Copy out all lines carrying the word "Screens".

________________

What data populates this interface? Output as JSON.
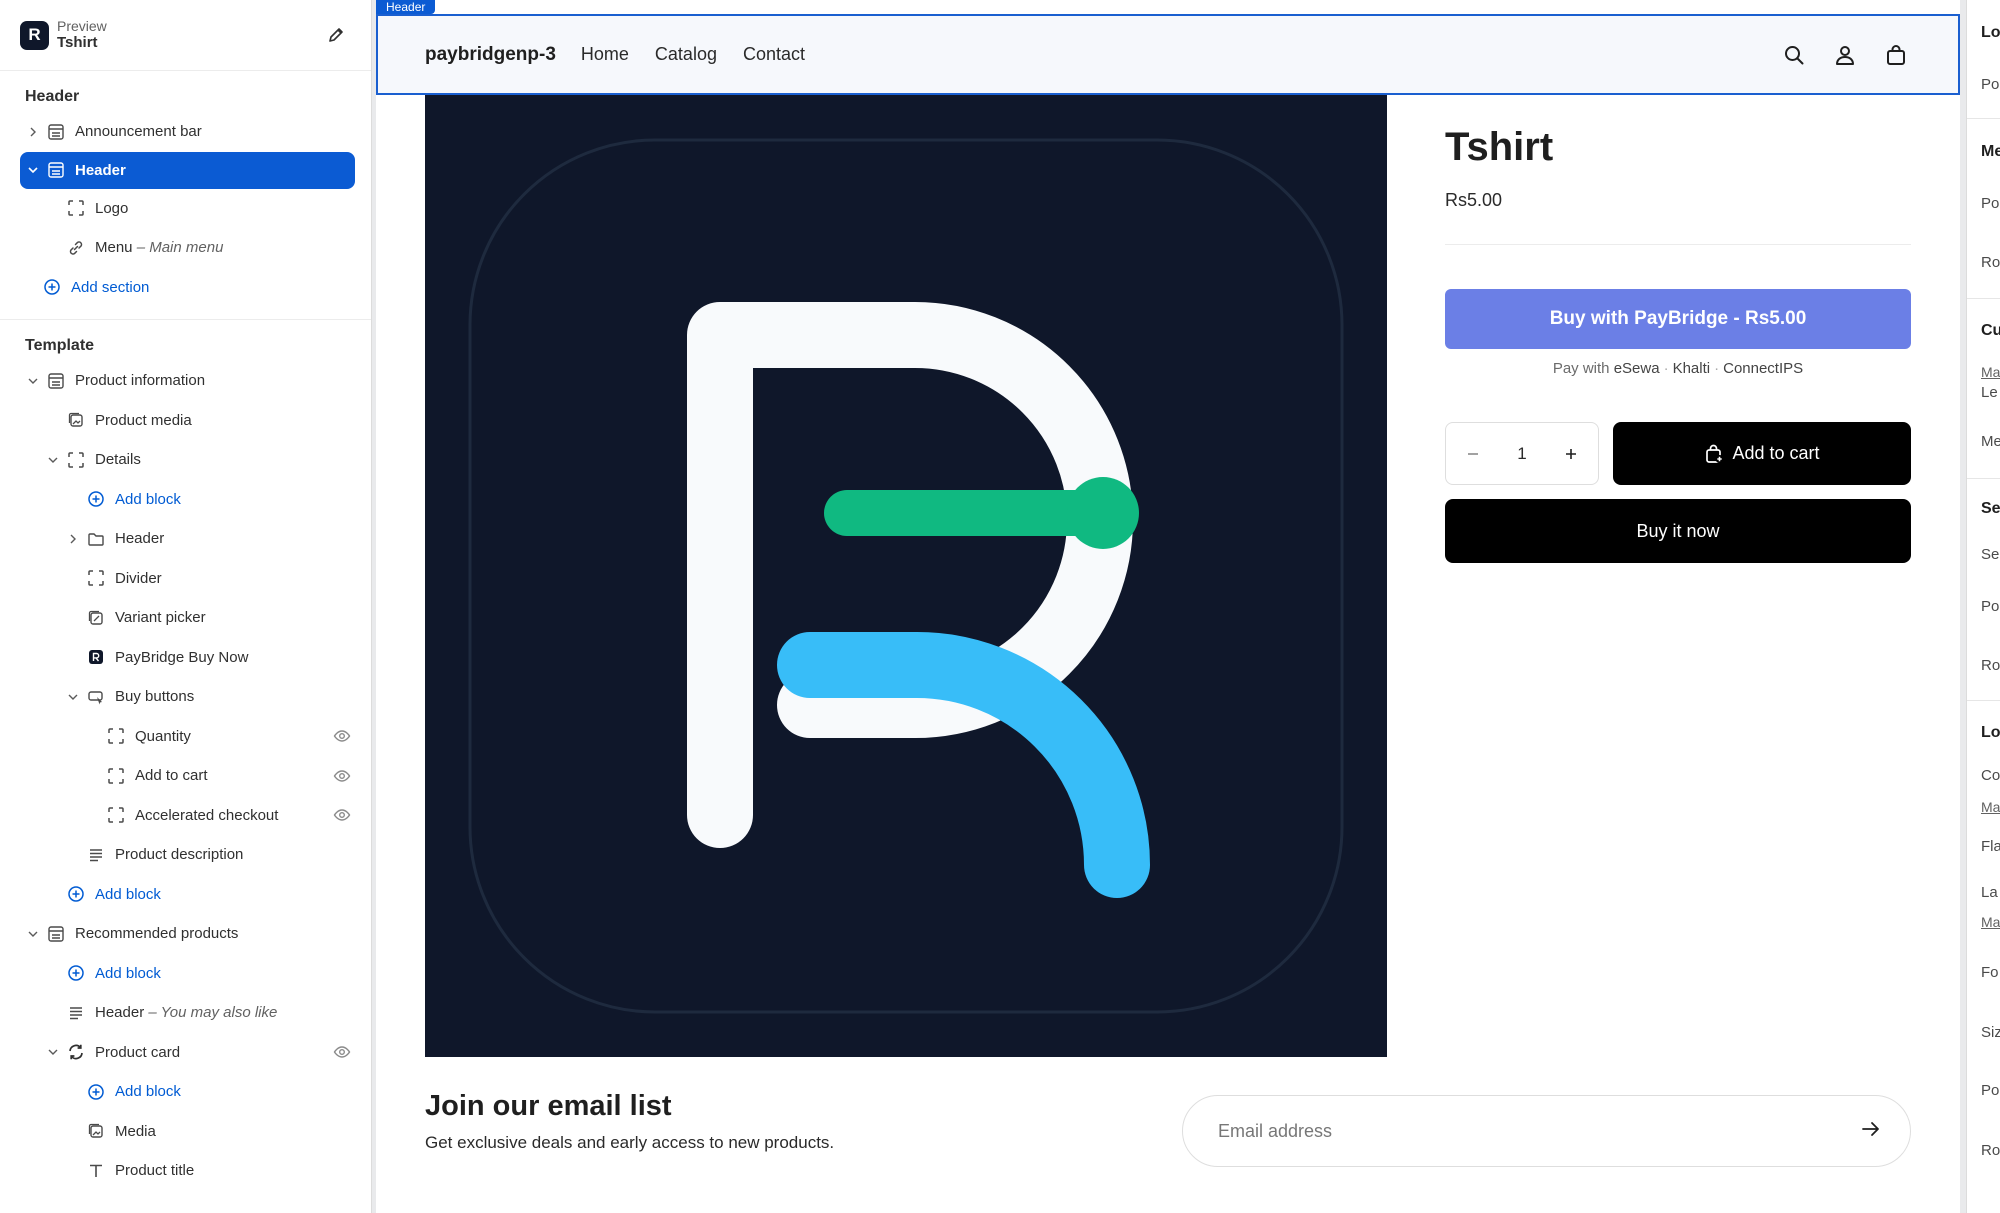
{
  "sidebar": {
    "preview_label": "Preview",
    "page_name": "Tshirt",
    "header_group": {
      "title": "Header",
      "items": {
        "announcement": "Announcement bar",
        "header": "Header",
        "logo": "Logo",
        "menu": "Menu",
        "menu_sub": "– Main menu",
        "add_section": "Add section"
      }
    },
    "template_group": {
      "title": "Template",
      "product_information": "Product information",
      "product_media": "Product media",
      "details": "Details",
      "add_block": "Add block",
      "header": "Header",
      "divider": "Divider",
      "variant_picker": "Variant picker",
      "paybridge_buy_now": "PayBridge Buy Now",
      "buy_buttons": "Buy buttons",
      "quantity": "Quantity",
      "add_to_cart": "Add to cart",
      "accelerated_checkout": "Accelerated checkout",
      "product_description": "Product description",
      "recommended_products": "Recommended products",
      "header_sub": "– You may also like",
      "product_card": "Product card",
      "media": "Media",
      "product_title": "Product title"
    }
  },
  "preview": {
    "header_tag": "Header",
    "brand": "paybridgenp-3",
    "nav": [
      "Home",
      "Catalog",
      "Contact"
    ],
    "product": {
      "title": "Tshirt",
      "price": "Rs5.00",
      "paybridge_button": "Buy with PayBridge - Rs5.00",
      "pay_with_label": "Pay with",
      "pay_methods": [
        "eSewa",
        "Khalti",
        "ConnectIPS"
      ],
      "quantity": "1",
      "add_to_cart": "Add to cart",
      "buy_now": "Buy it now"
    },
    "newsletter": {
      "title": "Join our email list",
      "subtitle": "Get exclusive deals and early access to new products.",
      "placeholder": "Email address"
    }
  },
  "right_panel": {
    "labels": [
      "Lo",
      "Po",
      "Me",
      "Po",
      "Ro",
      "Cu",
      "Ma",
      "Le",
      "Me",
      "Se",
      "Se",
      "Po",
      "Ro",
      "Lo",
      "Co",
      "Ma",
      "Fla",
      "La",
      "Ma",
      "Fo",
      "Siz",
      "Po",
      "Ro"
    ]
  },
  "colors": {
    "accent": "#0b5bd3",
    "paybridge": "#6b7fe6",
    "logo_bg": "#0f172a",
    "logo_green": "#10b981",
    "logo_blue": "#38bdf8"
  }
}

________________

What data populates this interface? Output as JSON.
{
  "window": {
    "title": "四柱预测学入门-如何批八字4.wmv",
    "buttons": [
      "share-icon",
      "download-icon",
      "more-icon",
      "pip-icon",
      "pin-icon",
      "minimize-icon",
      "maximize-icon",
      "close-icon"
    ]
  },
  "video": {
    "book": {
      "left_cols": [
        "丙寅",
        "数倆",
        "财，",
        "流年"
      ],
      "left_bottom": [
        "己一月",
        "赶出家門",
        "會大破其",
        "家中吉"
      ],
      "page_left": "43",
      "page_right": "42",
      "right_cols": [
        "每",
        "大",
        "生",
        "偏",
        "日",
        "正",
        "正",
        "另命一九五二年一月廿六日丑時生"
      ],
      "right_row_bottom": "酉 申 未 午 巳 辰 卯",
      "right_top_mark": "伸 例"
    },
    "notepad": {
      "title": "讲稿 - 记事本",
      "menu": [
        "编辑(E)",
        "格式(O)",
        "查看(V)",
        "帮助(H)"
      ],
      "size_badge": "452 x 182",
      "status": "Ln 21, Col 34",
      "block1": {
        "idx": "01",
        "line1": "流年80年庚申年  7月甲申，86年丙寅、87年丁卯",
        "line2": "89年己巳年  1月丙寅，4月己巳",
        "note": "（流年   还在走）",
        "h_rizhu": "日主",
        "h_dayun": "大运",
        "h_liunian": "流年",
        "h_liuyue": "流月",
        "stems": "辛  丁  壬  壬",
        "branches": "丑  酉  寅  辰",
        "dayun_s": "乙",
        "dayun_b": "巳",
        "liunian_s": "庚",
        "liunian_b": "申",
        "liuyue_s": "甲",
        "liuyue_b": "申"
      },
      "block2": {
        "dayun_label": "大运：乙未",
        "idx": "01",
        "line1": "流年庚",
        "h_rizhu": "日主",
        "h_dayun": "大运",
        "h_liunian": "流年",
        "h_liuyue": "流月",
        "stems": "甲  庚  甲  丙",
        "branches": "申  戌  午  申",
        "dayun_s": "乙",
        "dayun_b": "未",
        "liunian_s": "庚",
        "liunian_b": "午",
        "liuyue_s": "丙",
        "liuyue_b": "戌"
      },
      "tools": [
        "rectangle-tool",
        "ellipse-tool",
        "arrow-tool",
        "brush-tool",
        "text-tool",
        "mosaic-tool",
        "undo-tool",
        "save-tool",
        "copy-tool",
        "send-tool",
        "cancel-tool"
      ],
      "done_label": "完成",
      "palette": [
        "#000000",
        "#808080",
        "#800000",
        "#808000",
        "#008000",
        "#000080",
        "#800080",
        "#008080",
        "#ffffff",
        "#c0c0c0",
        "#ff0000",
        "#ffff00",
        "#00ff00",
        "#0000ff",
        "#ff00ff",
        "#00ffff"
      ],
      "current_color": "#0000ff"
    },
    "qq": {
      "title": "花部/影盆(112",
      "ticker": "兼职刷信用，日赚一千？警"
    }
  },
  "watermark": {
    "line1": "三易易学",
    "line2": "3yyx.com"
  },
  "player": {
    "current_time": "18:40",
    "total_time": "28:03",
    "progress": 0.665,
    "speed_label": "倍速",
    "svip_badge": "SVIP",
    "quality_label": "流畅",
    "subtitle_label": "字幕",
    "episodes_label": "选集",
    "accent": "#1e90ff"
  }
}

________________

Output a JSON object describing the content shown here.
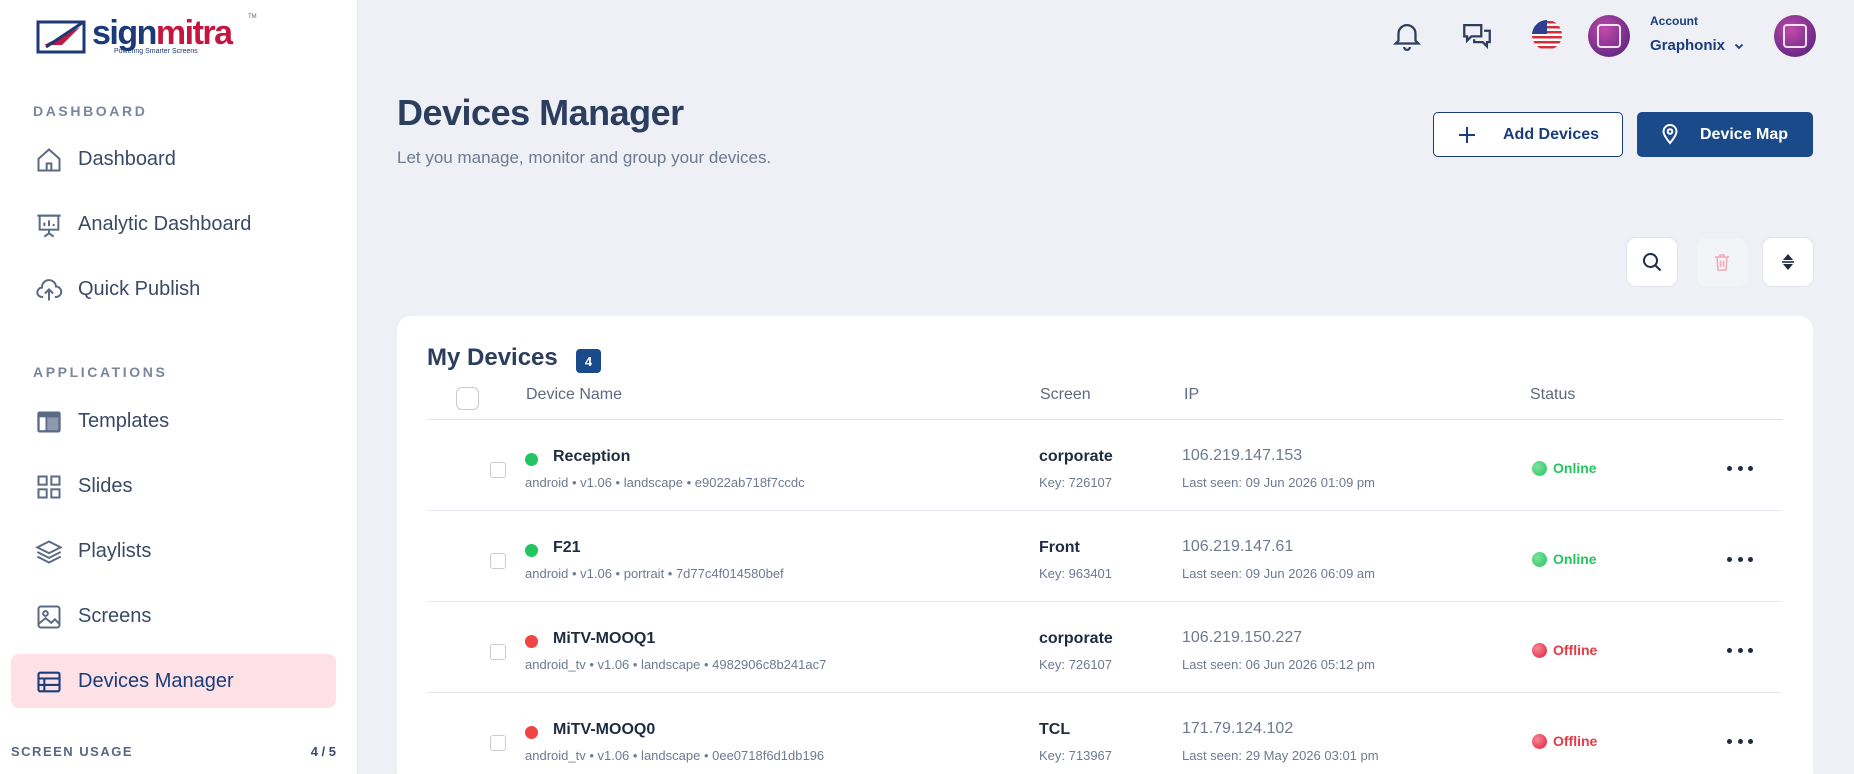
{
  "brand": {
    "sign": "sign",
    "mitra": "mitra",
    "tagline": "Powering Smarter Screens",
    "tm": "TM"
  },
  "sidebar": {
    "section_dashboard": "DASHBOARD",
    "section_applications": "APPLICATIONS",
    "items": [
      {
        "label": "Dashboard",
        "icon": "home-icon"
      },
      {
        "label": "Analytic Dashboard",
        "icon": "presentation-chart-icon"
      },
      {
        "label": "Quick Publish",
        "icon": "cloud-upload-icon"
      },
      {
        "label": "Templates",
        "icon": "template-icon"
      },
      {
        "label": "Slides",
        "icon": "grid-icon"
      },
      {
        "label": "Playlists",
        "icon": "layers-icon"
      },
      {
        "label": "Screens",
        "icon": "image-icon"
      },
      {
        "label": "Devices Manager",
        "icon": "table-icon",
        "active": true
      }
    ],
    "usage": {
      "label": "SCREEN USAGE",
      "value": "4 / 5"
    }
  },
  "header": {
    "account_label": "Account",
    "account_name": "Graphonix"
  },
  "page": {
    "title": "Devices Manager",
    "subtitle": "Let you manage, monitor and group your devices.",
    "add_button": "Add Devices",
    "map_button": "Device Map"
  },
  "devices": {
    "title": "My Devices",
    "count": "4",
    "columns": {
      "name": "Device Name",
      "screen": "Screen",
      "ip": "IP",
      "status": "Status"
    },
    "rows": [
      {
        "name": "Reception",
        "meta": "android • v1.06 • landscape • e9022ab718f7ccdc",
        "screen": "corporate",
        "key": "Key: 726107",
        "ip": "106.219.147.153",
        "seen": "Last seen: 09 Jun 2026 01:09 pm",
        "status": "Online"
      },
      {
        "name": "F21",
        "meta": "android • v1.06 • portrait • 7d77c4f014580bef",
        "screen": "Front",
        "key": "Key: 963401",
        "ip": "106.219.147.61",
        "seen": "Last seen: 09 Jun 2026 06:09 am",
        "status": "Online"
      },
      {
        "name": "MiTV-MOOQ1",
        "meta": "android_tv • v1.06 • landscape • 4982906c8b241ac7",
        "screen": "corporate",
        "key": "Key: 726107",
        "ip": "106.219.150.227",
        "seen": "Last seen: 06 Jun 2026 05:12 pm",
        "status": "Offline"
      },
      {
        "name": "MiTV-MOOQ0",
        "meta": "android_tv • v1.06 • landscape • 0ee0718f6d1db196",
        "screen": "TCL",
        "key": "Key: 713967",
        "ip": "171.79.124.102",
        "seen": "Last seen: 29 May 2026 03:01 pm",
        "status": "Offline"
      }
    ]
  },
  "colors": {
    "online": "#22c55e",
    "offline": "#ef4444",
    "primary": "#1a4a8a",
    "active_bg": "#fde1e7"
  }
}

________________

Task response:
    "tagline": "Powering Smarter Screens",
        "label": "Screens",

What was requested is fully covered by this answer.